Si j'en crois les commentaires de Sonia Quemener et de Agnès Andersen, leur avis est très favorable à cette oeuvre. Leur pseudo ne souffre d'aucune présomption de "camaraderie" visant à surévaluer une oeuvre.
C'est l'oeuvre, et non les commentateurs, fussent-ils suspectés d'être partisans, complices ou de carton qui doit être estimée à un juste avis.
Cette note est une atteinte à la règle, et s'attaque à l'auteur comme à l'oeuvre.
Un commentaire peut aussi être incendiaire en étant écrit posément. On n'a pas à régler des comptes ainsi...C'est anti-ILVien
...
[Commentaire supprimé par l'auteur de l'oeuvre]
Hé ! Hé ! Brian....
Est-il besoin de mettre 1/10 à une oeuvre d'un auteur parce que t'es pas contente ? Tu changeras jamais ! Tu pollues ILV.
Je découvre par hasard...

============

À faire:
A – D'après le texte étudié, quelle note a été attribuée à l'oeuvre d'un auteur ?
B – Reformulez plus brièvement, s'il vous plaît, le paragraphe du texte étudié qui commence par « Si j'en crois les commentaires », en conservant ses faits principaux.

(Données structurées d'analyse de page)
============

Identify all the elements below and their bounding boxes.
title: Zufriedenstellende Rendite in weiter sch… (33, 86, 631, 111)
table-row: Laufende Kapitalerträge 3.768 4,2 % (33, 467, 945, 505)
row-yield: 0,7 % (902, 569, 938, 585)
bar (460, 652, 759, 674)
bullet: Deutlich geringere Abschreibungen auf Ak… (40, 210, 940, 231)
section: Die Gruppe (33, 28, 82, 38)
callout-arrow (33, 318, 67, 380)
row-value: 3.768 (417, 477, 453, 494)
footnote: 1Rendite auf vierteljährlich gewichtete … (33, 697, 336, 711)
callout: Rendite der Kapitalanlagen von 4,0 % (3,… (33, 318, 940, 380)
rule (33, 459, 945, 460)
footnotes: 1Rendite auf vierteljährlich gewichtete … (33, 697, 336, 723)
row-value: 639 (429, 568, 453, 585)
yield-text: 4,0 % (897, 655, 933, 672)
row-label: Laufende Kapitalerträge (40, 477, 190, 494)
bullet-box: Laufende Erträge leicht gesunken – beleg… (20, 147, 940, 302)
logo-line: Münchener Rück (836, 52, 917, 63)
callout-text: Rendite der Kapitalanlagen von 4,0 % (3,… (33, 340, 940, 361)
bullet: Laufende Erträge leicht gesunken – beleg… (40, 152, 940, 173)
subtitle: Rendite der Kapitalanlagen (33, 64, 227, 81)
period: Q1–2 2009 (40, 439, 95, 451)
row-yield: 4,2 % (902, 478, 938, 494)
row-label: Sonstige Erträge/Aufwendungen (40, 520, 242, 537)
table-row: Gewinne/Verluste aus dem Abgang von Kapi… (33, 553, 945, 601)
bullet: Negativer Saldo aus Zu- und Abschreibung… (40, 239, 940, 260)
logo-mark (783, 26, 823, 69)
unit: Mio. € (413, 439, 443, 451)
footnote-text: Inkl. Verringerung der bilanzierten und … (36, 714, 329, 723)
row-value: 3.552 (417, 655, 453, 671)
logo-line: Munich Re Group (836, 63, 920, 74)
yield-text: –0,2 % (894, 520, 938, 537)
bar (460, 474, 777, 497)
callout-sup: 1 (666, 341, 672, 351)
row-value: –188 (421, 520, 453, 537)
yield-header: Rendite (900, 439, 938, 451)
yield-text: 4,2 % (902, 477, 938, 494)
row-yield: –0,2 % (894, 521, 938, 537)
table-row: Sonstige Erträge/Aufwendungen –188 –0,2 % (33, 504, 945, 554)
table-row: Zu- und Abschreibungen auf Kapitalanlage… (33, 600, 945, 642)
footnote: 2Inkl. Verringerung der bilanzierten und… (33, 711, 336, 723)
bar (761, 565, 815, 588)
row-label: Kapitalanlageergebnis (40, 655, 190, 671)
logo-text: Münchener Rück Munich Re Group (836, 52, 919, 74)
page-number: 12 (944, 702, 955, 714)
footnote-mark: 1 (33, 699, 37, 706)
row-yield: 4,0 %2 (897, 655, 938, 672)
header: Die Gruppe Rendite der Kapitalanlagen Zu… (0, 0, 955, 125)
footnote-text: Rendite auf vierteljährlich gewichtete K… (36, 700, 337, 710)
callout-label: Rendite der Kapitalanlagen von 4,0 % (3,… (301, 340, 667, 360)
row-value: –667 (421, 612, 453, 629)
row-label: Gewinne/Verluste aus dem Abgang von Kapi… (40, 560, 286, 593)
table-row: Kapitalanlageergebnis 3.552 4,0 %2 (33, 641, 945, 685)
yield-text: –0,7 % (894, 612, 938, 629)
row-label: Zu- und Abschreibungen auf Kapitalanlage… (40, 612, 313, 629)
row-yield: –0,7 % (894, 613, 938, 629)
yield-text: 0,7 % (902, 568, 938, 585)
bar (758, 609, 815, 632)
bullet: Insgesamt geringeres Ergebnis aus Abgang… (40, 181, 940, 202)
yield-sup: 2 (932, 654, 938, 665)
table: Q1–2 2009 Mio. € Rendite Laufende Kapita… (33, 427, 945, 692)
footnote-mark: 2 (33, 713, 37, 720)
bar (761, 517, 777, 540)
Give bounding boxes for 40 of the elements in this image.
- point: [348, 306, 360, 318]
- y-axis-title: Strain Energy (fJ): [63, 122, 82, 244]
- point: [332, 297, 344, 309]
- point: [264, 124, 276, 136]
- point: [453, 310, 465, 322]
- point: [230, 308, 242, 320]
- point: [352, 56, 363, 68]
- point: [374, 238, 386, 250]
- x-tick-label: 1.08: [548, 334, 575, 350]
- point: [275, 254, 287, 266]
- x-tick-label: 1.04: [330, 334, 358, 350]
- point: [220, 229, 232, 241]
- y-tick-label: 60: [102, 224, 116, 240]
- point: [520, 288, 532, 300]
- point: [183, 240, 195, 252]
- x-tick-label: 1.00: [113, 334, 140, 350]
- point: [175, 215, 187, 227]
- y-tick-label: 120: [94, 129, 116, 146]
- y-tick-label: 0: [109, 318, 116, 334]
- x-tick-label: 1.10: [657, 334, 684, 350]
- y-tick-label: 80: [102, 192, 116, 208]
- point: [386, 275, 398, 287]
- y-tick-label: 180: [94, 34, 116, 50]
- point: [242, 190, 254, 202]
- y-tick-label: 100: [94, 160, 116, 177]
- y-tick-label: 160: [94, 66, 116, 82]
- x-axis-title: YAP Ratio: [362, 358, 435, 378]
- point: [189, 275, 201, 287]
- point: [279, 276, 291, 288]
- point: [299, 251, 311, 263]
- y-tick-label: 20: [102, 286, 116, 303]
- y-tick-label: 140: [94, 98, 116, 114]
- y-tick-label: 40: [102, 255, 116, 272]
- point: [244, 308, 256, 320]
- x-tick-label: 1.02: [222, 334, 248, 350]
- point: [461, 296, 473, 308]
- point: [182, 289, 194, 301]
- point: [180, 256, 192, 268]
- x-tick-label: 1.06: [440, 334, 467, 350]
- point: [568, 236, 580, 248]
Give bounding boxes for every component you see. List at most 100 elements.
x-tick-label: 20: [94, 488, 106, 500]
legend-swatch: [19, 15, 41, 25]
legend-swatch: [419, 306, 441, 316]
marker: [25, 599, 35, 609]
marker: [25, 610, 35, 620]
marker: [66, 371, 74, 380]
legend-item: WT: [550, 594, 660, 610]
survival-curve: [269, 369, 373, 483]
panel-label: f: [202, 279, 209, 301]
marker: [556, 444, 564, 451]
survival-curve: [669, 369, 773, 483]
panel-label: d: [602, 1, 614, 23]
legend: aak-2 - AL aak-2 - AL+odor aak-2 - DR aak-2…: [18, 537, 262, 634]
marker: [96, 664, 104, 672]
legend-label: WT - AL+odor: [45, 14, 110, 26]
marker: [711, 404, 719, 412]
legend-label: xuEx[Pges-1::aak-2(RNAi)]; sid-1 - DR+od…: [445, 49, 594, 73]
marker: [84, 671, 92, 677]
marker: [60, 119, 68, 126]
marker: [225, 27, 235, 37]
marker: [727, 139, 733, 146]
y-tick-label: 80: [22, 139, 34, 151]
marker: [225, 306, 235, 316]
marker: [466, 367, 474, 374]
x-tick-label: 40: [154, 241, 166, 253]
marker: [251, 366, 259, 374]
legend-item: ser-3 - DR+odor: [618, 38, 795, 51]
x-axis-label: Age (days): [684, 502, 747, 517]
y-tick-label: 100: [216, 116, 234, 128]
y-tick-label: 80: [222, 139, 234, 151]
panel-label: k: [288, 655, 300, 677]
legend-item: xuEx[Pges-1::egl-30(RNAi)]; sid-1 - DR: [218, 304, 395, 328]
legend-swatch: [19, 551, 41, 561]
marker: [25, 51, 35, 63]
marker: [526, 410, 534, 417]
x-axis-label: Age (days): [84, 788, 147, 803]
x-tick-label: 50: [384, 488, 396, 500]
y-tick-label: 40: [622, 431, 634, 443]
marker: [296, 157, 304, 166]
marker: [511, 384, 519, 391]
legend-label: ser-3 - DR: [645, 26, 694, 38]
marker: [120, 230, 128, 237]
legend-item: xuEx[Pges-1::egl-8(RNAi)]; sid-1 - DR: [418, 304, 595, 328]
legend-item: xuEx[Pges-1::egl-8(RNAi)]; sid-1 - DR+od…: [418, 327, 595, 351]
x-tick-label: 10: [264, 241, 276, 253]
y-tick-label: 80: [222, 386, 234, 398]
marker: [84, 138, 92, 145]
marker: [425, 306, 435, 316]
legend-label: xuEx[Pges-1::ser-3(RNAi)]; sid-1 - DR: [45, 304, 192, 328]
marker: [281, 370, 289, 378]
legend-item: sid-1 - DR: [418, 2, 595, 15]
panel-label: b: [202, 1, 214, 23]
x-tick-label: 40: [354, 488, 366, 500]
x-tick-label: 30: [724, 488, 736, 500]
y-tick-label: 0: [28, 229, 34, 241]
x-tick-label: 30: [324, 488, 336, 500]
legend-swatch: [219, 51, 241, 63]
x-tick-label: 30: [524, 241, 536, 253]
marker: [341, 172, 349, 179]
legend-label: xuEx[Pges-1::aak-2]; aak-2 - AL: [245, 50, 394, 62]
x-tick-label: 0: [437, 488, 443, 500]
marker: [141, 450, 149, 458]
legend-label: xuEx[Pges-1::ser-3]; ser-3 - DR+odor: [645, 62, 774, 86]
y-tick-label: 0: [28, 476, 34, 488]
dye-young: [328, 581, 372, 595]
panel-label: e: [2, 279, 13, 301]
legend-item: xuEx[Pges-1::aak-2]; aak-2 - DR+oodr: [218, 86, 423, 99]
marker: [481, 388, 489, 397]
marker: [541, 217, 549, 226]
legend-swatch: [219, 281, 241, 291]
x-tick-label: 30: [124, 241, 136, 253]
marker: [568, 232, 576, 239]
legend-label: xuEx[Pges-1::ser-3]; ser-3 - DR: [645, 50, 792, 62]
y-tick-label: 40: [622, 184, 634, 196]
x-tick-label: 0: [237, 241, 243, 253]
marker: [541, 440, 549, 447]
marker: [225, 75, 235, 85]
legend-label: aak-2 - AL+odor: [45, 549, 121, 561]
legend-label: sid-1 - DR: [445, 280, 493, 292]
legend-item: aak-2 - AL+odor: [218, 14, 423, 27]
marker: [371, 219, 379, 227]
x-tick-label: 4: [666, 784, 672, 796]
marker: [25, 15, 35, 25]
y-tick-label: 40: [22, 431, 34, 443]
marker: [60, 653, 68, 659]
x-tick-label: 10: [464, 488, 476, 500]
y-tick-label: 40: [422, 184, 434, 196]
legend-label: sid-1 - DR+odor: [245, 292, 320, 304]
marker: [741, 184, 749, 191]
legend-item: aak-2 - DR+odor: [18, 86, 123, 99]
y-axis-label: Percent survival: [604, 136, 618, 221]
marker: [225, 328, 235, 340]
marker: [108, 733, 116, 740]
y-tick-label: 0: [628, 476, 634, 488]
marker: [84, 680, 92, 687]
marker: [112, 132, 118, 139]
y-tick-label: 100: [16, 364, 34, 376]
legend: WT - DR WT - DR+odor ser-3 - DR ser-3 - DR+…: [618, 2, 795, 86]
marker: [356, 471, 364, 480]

============

Réponses fournies:
A – Une note de 1/10.

B – Sonia Quemener et Agnès Andersen donnent un avis très favorable à cette oeuvre, et leur pseudo n'éveille aucun soupçon de « camaraderie » visant à la surévaluer.